++++ DATA TO USE

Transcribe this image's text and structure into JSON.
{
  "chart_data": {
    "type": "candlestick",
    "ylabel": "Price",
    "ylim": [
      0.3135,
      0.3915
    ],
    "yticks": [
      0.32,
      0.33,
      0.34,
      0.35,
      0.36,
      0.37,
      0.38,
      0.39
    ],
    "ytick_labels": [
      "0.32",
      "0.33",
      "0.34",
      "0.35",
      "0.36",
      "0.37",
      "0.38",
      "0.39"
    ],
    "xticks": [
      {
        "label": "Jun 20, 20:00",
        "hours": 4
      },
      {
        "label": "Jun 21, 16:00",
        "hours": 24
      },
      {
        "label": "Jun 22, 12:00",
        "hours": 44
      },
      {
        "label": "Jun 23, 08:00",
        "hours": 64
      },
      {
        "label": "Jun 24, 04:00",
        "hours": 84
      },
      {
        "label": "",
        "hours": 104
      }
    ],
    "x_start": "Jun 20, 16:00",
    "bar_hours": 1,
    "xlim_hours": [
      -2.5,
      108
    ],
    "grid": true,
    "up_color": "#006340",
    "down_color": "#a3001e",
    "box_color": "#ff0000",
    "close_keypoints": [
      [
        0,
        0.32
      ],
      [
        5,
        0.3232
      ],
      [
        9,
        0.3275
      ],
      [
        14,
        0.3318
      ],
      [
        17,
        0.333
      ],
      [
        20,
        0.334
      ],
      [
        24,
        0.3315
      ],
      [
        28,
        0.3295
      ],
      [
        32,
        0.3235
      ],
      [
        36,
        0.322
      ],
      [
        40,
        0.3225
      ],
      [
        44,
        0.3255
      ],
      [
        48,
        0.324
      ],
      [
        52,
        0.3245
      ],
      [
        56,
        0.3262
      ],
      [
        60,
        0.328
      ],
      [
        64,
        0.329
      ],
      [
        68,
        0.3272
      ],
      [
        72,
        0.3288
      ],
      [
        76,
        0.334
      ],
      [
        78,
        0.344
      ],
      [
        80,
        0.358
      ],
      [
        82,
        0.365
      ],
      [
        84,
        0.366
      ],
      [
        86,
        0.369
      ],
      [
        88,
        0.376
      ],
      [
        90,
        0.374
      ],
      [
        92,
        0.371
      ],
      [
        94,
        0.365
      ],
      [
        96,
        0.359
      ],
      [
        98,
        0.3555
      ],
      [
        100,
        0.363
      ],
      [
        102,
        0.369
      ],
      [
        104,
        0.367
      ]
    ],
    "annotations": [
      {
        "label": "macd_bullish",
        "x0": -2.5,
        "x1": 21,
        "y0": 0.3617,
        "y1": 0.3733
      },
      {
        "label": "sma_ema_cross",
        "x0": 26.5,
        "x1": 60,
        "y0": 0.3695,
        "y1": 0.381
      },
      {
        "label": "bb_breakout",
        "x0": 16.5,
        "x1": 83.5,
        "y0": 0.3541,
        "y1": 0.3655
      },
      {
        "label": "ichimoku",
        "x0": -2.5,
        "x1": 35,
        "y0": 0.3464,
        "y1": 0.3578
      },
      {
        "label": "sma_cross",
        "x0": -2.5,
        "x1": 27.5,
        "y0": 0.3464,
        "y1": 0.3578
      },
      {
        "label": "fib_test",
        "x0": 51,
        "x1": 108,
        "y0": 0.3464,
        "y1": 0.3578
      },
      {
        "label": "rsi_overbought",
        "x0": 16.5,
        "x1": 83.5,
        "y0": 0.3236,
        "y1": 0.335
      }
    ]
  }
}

++++++++

* WHAT IS REQUIRED *
Each record above should be output again exactly.

* WRITTEN ANSWER *
Transcribe this image's text and structure into JSON.
{
  "chart_data": {
    "type": "candlestick",
    "ylabel": "Price",
    "ylim": [
      0.3135,
      0.3915
    ],
    "yticks": [
      0.32,
      0.33,
      0.34,
      0.35,
      0.36,
      0.37,
      0.38,
      0.39
    ],
    "ytick_labels": [
      "0.32",
      "0.33",
      "0.34",
      "0.35",
      "0.36",
      "0.37",
      "0.38",
      "0.39"
    ],
    "xticks": [
      {
        "label": "Jun 20, 20:00",
        "hours": 4
      },
      {
        "label": "Jun 21, 16:00",
        "hours": 24
      },
      {
        "label": "Jun 22, 12:00",
        "hours": 44
      },
      {
        "label": "Jun 23, 08:00",
        "hours": 64
      },
      {
        "label": "Jun 24, 04:00",
        "hours": 84
      },
      {
        "label": "",
        "hours": 104
      }
    ],
    "x_start": "Jun 20, 16:00",
    "bar_hours": 1,
    "xlim_hours": [
      -2.5,
      108
    ],
    "grid": true,
    "up_color": "#006340",
    "down_color": "#a3001e",
    "box_color": "#ff0000",
    "close_keypoints": [
      [
        0,
        0.32
      ],
      [
        5,
        0.3232
      ],
      [
        9,
        0.3275
      ],
      [
        14,
        0.3318
      ],
      [
        17,
        0.333
      ],
      [
        20,
        0.334
      ],
      [
        24,
        0.3315
      ],
      [
        28,
        0.3295
      ],
      [
        32,
        0.3235
      ],
      [
        36,
        0.322
      ],
      [
        40,
        0.3225
      ],
      [
        44,
        0.3255
      ],
      [
        48,
        0.324
      ],
      [
        52,
        0.3245
      ],
      [
        56,
        0.3262
      ],
      [
        60,
        0.328
      ],
      [
        64,
        0.329
      ],
      [
        68,
        0.3272
      ],
      [
        72,
        0.3288
      ],
      [
        76,
        0.334
      ],
      [
        78,
        0.344
      ],
      [
        80,
        0.358
      ],
      [
        82,
        0.365
      ],
      [
        84,
        0.366
      ],
      [
        86,
        0.369
      ],
      [
        88,
        0.376
      ],
      [
        90,
        0.374
      ],
      [
        92,
        0.371
      ],
      [
        94,
        0.365
      ],
      [
        96,
        0.359
      ],
      [
        98,
        0.3555
      ],
      [
        100,
        0.363
      ],
      [
        102,
        0.369
      ],
      [
        104,
        0.367
      ]
    ],
    "annotations": [
      {
        "label": "macd_bullish",
        "x0": -2.5,
        "x1": 21,
        "y0": 0.3617,
        "y1": 0.3733
      },
      {
        "label": "sma_ema_cross",
        "x0": 26.5,
        "x1": 60,
        "y0": 0.3695,
        "y1": 0.381
      },
      {
        "label": "bb_breakout",
        "x0": 16.5,
        "x1": 83.5,
        "y0": 0.3541,
        "y1": 0.3655
      },
      {
        "label": "ichimoku",
        "x0": -2.5,
        "x1": 35,
        "y0": 0.3464,
        "y1": 0.3578
      },
      {
        "label": "sma_cross",
        "x0": -2.5,
        "x1": 27.5,
        "y0": 0.3464,
        "y1": 0.3578
      },
      {
        "label": "fib_test",
        "x0": 51,
        "x1": 108,
        "y0": 0.3464,
        "y1": 0.3578
      },
      {
        "label": "rsi_overbought",
        "x0": 16.5,
        "x1": 83.5,
        "y0": 0.3236,
        "y1": 0.335
      }
    ]
  }
}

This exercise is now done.